# [Requirements]
Look for the line containing "Enumerate this screenshot's" in the listing below. Retype that line and every subsequent line through the last one, and only those.

Dataset items:
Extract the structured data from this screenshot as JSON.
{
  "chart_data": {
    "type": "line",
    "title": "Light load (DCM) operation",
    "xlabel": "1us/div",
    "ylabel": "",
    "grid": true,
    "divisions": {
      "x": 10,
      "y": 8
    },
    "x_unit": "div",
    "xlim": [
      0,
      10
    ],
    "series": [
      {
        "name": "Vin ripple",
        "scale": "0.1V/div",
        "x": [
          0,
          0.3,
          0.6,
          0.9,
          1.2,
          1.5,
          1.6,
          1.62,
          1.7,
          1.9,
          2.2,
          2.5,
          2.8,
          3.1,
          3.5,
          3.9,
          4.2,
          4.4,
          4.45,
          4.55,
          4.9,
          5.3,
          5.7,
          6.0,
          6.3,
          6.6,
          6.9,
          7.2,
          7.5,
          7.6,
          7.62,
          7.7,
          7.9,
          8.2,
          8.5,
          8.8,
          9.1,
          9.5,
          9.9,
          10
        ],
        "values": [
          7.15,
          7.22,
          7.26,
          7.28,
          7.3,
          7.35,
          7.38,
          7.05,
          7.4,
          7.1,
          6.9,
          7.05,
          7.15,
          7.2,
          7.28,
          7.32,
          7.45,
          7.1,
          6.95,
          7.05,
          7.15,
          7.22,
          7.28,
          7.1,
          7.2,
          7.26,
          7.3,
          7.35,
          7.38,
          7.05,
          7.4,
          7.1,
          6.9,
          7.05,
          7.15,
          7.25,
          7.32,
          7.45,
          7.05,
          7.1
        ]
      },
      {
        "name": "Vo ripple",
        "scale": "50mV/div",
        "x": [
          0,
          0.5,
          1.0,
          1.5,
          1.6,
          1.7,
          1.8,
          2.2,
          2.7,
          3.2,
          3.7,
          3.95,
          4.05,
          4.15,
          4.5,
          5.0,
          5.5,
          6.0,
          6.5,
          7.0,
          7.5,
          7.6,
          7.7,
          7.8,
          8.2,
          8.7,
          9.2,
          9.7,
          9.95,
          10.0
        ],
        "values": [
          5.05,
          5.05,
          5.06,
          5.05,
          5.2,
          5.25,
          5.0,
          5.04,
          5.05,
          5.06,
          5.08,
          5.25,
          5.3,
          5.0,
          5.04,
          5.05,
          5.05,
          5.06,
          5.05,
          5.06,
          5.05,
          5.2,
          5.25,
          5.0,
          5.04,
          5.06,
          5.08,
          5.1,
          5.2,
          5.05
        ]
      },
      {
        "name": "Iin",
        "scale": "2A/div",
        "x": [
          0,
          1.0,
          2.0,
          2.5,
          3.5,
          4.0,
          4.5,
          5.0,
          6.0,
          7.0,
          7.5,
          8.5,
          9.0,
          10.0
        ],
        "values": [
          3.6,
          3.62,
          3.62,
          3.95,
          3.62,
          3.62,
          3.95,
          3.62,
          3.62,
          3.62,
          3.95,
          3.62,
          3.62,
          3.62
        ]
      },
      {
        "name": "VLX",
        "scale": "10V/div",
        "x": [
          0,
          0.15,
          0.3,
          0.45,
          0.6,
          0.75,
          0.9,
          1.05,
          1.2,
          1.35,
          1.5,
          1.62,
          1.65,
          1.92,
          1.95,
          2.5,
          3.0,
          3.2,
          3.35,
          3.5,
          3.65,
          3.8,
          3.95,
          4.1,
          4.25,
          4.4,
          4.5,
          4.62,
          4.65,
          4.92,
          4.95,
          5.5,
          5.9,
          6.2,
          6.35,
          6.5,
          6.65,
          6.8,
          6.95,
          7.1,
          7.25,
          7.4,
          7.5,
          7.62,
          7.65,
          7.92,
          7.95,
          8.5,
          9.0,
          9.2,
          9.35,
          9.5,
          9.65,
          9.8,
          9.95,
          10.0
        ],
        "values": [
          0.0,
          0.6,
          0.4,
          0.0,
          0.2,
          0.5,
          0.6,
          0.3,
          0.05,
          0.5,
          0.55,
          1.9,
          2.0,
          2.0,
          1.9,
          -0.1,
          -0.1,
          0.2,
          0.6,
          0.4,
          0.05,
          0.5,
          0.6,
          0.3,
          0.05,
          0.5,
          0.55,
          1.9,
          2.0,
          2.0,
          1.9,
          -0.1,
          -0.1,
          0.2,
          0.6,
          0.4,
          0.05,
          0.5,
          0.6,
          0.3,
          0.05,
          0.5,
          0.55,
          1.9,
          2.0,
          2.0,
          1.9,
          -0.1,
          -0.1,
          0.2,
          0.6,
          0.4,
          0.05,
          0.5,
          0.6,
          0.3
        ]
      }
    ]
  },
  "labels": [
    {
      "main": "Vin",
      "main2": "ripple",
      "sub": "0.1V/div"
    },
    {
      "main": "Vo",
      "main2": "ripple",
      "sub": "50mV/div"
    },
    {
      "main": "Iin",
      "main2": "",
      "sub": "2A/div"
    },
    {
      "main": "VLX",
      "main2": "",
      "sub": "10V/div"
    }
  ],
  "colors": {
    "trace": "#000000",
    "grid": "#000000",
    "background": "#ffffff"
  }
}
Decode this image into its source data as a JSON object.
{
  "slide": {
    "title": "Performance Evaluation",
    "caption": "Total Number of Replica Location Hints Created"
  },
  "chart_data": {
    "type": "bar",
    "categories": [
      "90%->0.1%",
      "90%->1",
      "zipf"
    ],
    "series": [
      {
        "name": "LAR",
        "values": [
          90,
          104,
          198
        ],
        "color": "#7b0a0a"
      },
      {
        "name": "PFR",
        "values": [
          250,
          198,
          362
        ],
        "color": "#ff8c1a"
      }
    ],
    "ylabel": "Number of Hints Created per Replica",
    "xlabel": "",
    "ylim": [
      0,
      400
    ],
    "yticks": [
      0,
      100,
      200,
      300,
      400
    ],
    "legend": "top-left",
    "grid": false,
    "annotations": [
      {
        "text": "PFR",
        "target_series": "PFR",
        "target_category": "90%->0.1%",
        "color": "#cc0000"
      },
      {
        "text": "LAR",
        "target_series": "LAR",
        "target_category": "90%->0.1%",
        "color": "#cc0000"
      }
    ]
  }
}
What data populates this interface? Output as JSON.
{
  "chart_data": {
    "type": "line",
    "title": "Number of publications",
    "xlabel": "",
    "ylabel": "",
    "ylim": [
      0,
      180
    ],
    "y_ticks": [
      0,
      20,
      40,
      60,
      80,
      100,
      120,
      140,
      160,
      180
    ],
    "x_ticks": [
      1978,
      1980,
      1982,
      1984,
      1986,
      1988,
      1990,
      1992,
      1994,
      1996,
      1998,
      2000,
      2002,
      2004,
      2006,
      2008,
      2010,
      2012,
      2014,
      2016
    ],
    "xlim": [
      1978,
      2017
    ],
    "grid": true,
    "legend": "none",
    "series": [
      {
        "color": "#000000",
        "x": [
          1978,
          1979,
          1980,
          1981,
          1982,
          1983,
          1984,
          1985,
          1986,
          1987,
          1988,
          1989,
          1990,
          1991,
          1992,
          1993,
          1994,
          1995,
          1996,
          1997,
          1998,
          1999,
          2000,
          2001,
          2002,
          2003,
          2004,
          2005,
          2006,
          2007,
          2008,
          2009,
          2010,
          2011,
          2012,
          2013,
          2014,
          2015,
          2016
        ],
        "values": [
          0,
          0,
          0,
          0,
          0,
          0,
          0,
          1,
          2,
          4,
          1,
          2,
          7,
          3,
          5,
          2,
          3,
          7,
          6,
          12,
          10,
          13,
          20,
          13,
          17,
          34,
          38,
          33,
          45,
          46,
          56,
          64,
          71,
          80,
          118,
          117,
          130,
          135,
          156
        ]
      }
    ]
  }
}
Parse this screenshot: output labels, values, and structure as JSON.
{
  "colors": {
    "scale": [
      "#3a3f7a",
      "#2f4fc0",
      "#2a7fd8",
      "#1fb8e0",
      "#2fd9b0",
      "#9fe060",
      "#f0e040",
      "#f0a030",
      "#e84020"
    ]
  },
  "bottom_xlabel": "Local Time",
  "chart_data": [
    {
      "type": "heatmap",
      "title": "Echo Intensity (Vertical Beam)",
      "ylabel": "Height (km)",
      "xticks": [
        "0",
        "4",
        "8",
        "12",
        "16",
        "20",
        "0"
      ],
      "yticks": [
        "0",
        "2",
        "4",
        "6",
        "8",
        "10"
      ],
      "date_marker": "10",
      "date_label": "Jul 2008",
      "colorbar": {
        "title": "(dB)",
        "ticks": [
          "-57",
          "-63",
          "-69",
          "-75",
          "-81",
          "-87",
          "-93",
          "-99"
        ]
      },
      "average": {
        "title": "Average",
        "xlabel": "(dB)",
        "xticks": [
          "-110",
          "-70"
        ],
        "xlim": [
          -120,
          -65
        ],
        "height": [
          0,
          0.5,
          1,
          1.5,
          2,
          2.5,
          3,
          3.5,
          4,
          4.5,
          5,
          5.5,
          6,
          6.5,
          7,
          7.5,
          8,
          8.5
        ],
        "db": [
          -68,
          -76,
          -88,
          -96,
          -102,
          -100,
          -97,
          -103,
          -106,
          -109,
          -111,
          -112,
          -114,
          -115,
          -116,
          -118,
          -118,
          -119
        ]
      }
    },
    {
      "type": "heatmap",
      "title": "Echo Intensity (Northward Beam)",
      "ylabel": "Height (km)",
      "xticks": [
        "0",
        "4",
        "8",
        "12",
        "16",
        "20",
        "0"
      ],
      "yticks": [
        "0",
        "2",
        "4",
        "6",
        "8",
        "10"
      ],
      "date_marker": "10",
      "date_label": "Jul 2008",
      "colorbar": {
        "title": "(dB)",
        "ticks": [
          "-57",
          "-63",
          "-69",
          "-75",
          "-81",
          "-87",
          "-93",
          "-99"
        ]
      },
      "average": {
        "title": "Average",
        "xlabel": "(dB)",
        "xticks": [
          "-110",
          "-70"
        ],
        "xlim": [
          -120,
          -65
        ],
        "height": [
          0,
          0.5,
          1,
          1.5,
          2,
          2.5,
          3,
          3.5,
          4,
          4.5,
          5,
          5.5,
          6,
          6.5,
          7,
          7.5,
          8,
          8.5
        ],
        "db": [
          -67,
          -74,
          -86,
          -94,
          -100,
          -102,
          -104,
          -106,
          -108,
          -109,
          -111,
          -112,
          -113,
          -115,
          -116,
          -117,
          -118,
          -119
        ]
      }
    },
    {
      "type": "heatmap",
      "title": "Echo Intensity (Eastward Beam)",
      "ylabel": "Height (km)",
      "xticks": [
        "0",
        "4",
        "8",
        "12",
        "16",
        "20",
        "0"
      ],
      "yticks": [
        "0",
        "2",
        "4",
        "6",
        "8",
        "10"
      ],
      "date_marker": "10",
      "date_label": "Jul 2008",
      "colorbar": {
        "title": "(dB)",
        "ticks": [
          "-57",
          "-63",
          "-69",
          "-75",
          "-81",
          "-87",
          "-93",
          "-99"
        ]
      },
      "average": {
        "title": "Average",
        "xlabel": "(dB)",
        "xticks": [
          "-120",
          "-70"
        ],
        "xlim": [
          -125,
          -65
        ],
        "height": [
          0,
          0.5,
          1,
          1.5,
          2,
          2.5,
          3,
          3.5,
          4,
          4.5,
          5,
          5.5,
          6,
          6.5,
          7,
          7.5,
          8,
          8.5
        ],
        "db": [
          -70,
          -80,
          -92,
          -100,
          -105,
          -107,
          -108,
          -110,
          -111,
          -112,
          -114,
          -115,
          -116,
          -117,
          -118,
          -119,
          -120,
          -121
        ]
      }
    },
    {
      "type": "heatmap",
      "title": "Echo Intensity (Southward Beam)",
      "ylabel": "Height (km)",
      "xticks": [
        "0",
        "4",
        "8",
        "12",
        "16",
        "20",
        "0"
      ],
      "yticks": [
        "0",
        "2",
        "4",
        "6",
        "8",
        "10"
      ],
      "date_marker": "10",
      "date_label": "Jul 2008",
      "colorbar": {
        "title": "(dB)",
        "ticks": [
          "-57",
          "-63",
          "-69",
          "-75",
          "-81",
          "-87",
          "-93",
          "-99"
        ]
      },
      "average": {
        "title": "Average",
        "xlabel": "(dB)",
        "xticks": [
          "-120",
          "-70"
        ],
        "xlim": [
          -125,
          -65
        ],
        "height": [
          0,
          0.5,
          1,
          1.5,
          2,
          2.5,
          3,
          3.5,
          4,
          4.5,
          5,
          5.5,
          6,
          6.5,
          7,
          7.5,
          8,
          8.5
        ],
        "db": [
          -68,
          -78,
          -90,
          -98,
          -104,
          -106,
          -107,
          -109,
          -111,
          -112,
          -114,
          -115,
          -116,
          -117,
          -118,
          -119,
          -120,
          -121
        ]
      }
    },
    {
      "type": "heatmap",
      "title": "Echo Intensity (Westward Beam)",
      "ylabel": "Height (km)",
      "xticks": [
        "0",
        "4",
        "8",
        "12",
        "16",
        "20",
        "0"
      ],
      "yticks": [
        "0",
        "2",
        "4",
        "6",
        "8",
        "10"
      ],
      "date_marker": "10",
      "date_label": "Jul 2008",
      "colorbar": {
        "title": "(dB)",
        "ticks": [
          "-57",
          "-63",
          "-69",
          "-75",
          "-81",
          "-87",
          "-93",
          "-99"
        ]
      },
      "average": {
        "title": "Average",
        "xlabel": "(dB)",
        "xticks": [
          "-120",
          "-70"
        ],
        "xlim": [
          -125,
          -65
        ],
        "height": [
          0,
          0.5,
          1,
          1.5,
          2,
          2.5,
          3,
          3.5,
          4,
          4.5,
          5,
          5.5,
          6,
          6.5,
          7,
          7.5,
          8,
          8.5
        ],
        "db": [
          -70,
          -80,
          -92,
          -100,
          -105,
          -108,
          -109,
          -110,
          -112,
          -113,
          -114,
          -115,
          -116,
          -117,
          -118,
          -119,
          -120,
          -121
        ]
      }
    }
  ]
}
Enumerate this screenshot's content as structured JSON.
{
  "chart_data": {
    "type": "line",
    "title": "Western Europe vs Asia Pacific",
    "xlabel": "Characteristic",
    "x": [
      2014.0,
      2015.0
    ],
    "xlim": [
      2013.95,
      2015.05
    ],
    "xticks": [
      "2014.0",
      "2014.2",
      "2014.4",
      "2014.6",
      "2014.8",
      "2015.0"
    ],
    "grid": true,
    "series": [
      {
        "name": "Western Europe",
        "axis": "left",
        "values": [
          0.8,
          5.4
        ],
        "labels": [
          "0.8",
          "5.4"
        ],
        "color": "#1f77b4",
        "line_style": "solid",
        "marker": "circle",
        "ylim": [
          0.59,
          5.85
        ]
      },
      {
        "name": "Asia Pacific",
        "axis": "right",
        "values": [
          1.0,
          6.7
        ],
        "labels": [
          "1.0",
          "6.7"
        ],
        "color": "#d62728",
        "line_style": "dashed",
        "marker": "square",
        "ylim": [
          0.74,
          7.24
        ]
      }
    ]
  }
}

# [Result of this task]
Enumerate this screenshot's content as structured JSON.
{
  "chart_data": {
    "type": "line",
    "title": "Western Europe vs Asia Pacific",
    "xlabel": "Characteristic",
    "x": [
      2014.0,
      2015.0
    ],
    "xlim": [
      2013.95,
      2015.05
    ],
    "xticks": [
      "2014.0",
      "2014.2",
      "2014.4",
      "2014.6",
      "2014.8",
      "2015.0"
    ],
    "grid": true,
    "series": [
      {
        "name": "Western Europe",
        "axis": "left",
        "values": [
          0.8,
          5.4
        ],
        "labels": [
          "0.8",
          "5.4"
        ],
        "color": "#1f77b4",
        "line_style": "solid",
        "marker": "circle",
        "ylim": [
          0.59,
          5.85
        ]
      },
      {
        "name": "Asia Pacific",
        "axis": "right",
        "values": [
          1.0,
          6.7
        ],
        "labels": [
          "1.0",
          "6.7"
        ],
        "color": "#d62728",
        "line_style": "dashed",
        "marker": "square",
        "ylim": [
          0.74,
          7.24
        ]
      }
    ]
  }
}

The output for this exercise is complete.